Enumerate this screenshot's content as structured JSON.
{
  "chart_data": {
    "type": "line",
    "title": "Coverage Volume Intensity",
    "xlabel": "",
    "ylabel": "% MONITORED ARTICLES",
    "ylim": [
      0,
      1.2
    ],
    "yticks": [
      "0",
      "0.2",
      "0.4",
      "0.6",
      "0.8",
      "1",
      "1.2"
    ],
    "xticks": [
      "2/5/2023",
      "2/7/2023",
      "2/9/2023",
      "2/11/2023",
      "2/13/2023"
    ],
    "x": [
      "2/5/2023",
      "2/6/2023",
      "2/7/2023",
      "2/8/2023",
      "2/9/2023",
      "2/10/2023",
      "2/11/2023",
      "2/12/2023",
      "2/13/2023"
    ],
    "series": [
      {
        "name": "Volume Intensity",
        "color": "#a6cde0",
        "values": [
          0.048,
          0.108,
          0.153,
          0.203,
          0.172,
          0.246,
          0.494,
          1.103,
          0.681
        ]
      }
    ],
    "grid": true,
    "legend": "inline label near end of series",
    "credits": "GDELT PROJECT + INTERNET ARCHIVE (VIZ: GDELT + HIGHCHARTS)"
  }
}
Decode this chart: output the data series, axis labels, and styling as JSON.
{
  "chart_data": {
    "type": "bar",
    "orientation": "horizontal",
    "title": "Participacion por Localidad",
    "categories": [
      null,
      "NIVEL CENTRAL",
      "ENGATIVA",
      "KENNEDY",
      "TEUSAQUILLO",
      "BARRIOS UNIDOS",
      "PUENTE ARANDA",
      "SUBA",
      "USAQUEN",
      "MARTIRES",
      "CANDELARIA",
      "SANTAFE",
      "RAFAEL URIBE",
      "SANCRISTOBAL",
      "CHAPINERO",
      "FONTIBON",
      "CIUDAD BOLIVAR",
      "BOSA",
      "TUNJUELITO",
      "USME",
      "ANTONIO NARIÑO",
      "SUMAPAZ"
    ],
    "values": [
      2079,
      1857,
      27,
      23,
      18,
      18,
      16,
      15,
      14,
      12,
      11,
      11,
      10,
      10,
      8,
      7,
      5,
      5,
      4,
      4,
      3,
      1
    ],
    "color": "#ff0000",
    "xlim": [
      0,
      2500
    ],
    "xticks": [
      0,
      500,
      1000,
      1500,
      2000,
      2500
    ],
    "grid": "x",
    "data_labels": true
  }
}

════

- _Goal_
Go through the listing above and restate it word for word.

- _Output of the task_
Enumerate this screenshot's content as structured JSON.
{
  "chart_data": {
    "type": "line",
    "title": "Coverage Volume Intensity",
    "xlabel": "",
    "ylabel": "% MONITORED ARTICLES",
    "ylim": [
      0,
      1.2
    ],
    "yticks": [
      "0",
      "0.2",
      "0.4",
      "0.6",
      "0.8",
      "1",
      "1.2"
    ],
    "xticks": [
      "2/5/2023",
      "2/7/2023",
      "2/9/2023",
      "2/11/2023",
      "2/13/2023"
    ],
    "x": [
      "2/5/2023",
      "2/6/2023",
      "2/7/2023",
      "2/8/2023",
      "2/9/2023",
      "2/10/2023",
      "2/11/2023",
      "2/12/2023",
      "2/13/2023"
    ],
    "series": [
      {
        "name": "Volume Intensity",
        "color": "#a6cde0",
        "values": [
          0.048,
          0.108,
          0.153,
          0.203,
          0.172,
          0.246,
          0.494,
          1.103,
          0.681
        ]
      }
    ],
    "grid": true,
    "legend": "inline label near end of series",
    "credits": "GDELT PROJECT + INTERNET ARCHIVE (VIZ: GDELT + HIGHCHARTS)"
  }
}
Decode this chart: output the data series, axis labels, and styling as JSON.
{
  "chart_data": {
    "type": "bar",
    "orientation": "horizontal",
    "title": "Participacion por Localidad",
    "categories": [
      null,
      "NIVEL CENTRAL",
      "ENGATIVA",
      "KENNEDY",
      "TEUSAQUILLO",
      "BARRIOS UNIDOS",
      "PUENTE ARANDA",
      "SUBA",
      "USAQUEN",
      "MARTIRES",
      "CANDELARIA",
      "SANTAFE",
      "RAFAEL URIBE",
      "SANCRISTOBAL",
      "CHAPINERO",
      "FONTIBON",
      "CIUDAD BOLIVAR",
      "BOSA",
      "TUNJUELITO",
      "USME",
      "ANTONIO NARIÑO",
      "SUMAPAZ"
    ],
    "values": [
      2079,
      1857,
      27,
      23,
      18,
      18,
      16,
      15,
      14,
      12,
      11,
      11,
      10,
      10,
      8,
      7,
      5,
      5,
      4,
      4,
      3,
      1
    ],
    "color": "#ff0000",
    "xlim": [
      0,
      2500
    ],
    "xticks": [
      0,
      500,
      1000,
      1500,
      2000,
      2500
    ],
    "grid": "x",
    "data_labels": true
  }
}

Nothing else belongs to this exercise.